Challenge: Below is a listing. Gather each line of it that contains "Shalaatullaah".

Dataset entries:
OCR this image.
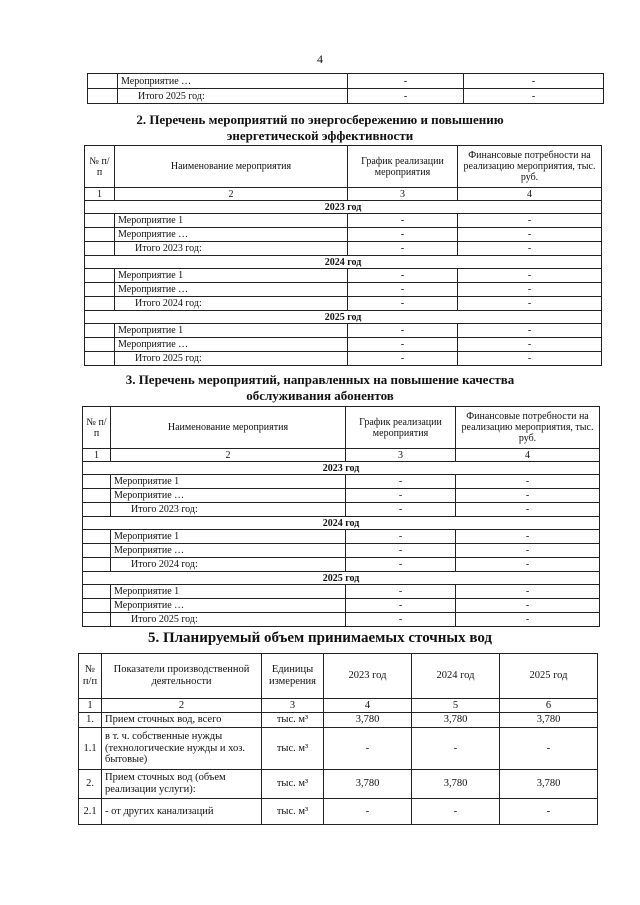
4
	Мероприятие …	-	-
	Итого 2025 год:	-	-
2. Перечень мероприятий по энергосбережению и повышению
энергетической эффективности
№ п/п	Наименование мероприятия	График реализации мероприятия	Финансовые потребности на реализацию мероприятия, тыс. руб.
1	2	3	4
2023 год			
	Мероприятие 1	-	-
	Мероприятие …	-	-
	Итого 2023 год:	-	-
2024 год			
	Мероприятие 1	-	-
	Мероприятие …	-	-
	Итого 2024 год:	-	-
2025 год			
	Мероприятие 1	-	-
	Мероприятие …	-	-
	Итого 2025 год:	-	-
3. Перечень мероприятий, направленных на повышение качества
обслуживания абонентов
№ п/п	Наименование мероприятия	График реализации мероприятия	Финансовые потребности на реализацию мероприятия, тыс. руб.
1	2	3	4
2023 год			
	Мероприятие 1	-	-
	Мероприятие …	-	-
	Итого 2023 год:	-	-
2024 год			
	Мероприятие 1	-	-
	Мероприятие …	-	-
	Итого 2024 год:	-	-
2025 год			
	Мероприятие 1	-	-
	Мероприятие …	-	-
	Итого 2025 год:	-	-
5. Планируемый объем принимаемых сточных вод
№ п/п	Показатели производственной деятельности	Единицы измерения	2023 год	2024 год	2025 год
1	2	3	4	5	6
1.	Прием сточных вод, всего	тыс. м³	3,780	3,780	3,780
1.1	в т. ч. собственные нужды (технологические нужды и хоз. бытовые)	тыс. м³	-	-	-
2.	Прием сточных вод (объем реализации услуги):	тыс. м³	3,780	3,780	3,780
2.1	- от других канализаций	тыс. м³	-	-	-
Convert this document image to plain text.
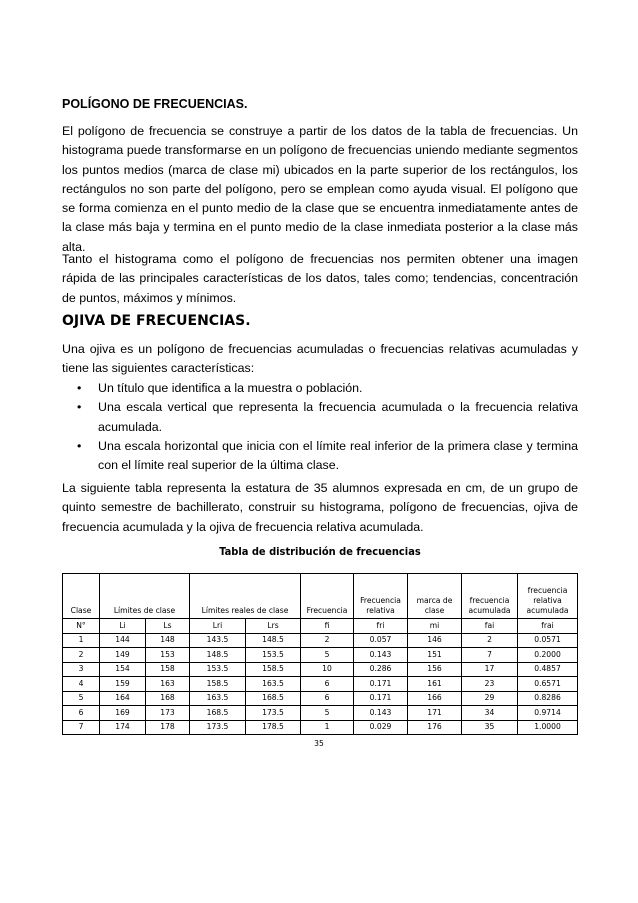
POLÍGONO DE FRECUENCIAS.

El polígono de frecuencia se construye a partir de los datos de la tabla de frecuencias. Un histograma puede transformarse en un polígono de frecuencias uniendo mediante segmentos los puntos medios (marca de clase mi) ubicados en la parte superior de los rectángulos, los rectángulos no son parte del polígono, pero se emplean como ayuda visual. El polígono que se forma comienza en el punto medio de la clase que se encuentra inmediatamente antes de la clase más baja y termina en el punto medio de la clase inmediata posterior a la clase más alta.

Tanto el histograma como el polígono de frecuencias nos permiten obtener una imagen rápida de las principales características de los datos, tales como; tendencias, concentración de puntos, máximos y mínimos.

OJIVA DE FRECUENCIAS.

Una ojiva es un polígono de frecuencias acumuladas o frecuencias relativas acumuladas y tiene las siguientes características:

• Un título que identifica a la muestra o población.
• Una escala vertical que representa la frecuencia acumulada o la frecuencia relativa acumulada.
• Una escala horizontal que inicia con el límite real inferior de la primera clase y termina con el límite real superior de la última clase.

La siguiente tabla representa la estatura de 35 alumnos expresada en cm, de un grupo de quinto semestre de bachillerato, construir su histograma, polígono de frecuencias, ojiva de frecuencia acumulada y la ojiva de frecuencia relativa acumulada.

Tabla de distribución de frecuencias
Clase	Límites de clase		Límites reales de clase		Frecuencia	Frecuencia relativa	marca de clase	frecuencia acumulada	frecuencia relativa acumulada
N°	Li	Ls	Lri	Lrs	fi	fri	mi	fai	frai
1	144	148	143.5	148.5	2	0.057	146	2	0.0571
2	149	153	148.5	153.5	5	0.143	151	7	0.2000
3	154	158	153.5	158.5	10	0.286	156	17	0.4857
4	159	163	158.5	163.5	6	0.171	161	23	0.6571
5	164	168	163.5	168.5	6	0.171	166	29	0.8286
6	169	173	168.5	173.5	5	0.143	171	34	0.9714
7	174	178	173.5	178.5	1	0.029	176	35	1.0000
35
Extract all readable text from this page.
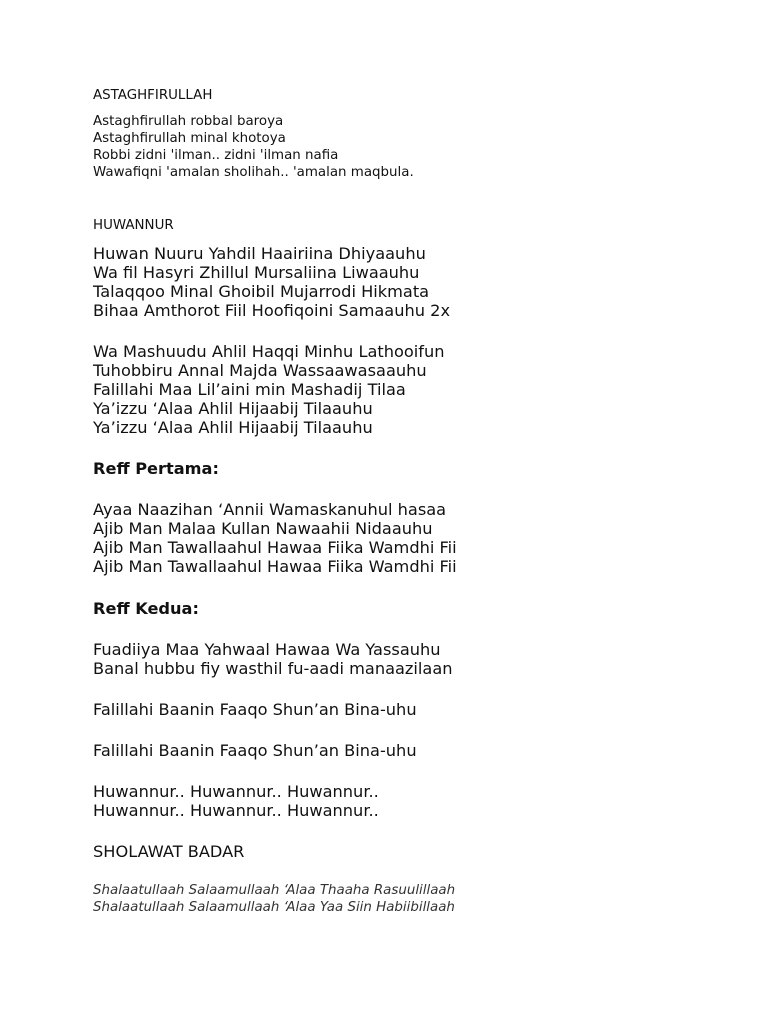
ASTAGHFIRULLAH

Astaghfirullah robbal baroya

Astaghfirullah minal khotoya

Robbi zidni 'ilman.. zidni 'ilman nafia

Wawafiqni 'amalan sholihah.. 'amalan maqbula.

HUWANNUR

Huwan Nuuru Yahdil Haairiina Dhiyaauhu

Wa fil Hasyri Zhillul Mursaliina Liwaauhu

Talaqqoo Minal Ghoibil Mujarrodi Hikmata

Bihaa Amthorot Fiil Hoofiqoini Samaauhu 2x

Wa Mashuudu Ahlil Haqqi Minhu Lathooifun

Tuhobbiru Annal Majda Wassaawasaauhu

Falillahi Maa Lil’aini min Mashadij Tilaa

Ya’izzu ‘Alaa Ahlil Hijaabij Tilaauhu

Ya’izzu ‘Alaa Ahlil Hijaabij Tilaauhu

Reff Pertama:

Ayaa Naazihan ‘Annii Wamaskanuhul hasaa

Ajib Man Malaa Kullan Nawaahii Nidaauhu

Ajib Man Tawallaahul Hawaa Fiika Wamdhi Fii

Ajib Man Tawallaahul Hawaa Fiika Wamdhi Fii

Reff Kedua:

Fuadiiya Maa Yahwaal Hawaa Wa Yassauhu

Banal hubbu fiy wasthil fu-aadi manaazilaan

Falillahi Baanin Faaqo Shun’an Bina-uhu

Falillahi Baanin Faaqo Shun’an Bina-uhu

Huwannur.. Huwannur.. Huwannur..

Huwannur.. Huwannur.. Huwannur..

SHOLAWAT BADAR

Shalaatullaah Salaamullaah ‘Alaa Thaaha Rasuulillaah

Shalaatullaah Salaamullaah ‘Alaa Yaa Siin Habiibillaah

Expected output:
Shalaatullaah Salaamullaah ‘Alaa Thaaha Rasuulillaah
Shalaatullaah Salaamullaah ‘Alaa Yaa Siin Habiibillaah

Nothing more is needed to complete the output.